PROVIDED TEXT —
------------------------
I was considering a price from Dell Computer.

Here we go, from PC Authority Australia, January 2004 issue.

Dimension 8300

Intel Pentium 4 2.8GHz with HyperThreading
WinXP Home Edition
1GB Memory
80GB HD
128mb DDR GeForce FX 5200
Sound Blaster Live 5.1 Surround Sound
48X Max CD-RW
16X Max DVD-Rom
19" CRT Monitor
5.1 Sound System with Subwoofer
56k Modem

For $1999 AUD. I'd love you to try and find a Mac with nearly that much power for a price near that.

Then for half that price Dell has another computer:

Dimension 2400

Intel Pentium 4 2.26GHz
512mb DDR Ram (That 20" iMac still only has 256mb)
40GB
Intergrated Graphics
48X Max CD-RW
17" CRT Monitor

For $999, I don't think Apple has a budget Mac near that price. Dell also has a 3.2Ghz P4 for $2700, with an ATi Radeon 9800 XT card in it. Meanwhile, in an effort to keep an already overpriced box (G5) cheaper, Apple cuts costs by only putting a mid-range ATi Radeon 9600 in, rather than a 9800 like Dell.
------------------------
EXERCISE DATA —

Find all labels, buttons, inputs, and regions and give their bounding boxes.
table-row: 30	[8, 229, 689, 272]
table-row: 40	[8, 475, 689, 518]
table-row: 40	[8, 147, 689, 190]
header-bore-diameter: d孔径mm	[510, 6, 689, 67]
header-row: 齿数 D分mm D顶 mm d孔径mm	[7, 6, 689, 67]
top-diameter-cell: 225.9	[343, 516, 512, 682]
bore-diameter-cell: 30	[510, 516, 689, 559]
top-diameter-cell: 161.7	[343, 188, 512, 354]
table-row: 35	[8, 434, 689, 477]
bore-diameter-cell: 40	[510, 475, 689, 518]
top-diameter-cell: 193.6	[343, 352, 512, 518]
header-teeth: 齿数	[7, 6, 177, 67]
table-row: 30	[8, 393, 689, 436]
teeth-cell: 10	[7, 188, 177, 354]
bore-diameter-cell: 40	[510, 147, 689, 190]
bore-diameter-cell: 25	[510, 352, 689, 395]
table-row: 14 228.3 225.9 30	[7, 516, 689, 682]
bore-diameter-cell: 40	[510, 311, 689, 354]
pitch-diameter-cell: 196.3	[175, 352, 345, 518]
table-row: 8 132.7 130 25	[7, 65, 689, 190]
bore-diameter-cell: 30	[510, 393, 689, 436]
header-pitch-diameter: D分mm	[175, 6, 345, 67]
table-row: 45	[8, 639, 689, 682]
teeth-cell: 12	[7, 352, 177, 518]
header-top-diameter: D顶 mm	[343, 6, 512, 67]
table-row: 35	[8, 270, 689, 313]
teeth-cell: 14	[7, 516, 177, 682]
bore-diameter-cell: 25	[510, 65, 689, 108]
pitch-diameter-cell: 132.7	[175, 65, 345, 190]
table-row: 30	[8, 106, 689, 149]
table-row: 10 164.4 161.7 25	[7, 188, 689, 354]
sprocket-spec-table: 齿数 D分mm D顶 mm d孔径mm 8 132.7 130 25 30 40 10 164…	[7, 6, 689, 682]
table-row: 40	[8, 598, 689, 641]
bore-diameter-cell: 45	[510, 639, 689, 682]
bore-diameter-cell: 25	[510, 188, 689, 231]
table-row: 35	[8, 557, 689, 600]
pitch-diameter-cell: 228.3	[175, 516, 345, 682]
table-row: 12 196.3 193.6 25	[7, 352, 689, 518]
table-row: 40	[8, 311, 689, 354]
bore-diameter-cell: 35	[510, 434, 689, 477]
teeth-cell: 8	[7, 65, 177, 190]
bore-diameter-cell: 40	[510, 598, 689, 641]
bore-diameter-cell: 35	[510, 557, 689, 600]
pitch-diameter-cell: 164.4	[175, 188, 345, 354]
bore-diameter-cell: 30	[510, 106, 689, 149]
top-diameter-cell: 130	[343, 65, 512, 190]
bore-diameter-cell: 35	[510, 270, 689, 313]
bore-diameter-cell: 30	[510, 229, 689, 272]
------------------------
PARTS OF THE EXERCISE —
1) Can you return the passage of the Dell pricing post from "For $1999 AUD." to "only has 256mb)", copied word for word?
2) How would you put this sentence from the Dell pricing post into French: "Dell also has a 3.2Ghz P4 for $2700, with an ATi Radeon 9800 XT card in it."

WRITTEN RESPONSES —
1)
For $1999 AUD. I'd love you to try and find a Mac with nearly that much power for a price near that.

Then for half that price Dell has another computer:

Dimension 2400

Intel Pentium 4 2.26GHz
512mb DDR Ram (That 20" iMac still only has 256mb)

2) Dell a aussi un P4 à 3,2 GHz pour 2 700 $, avec une carte ATi Radeon 9800 XT.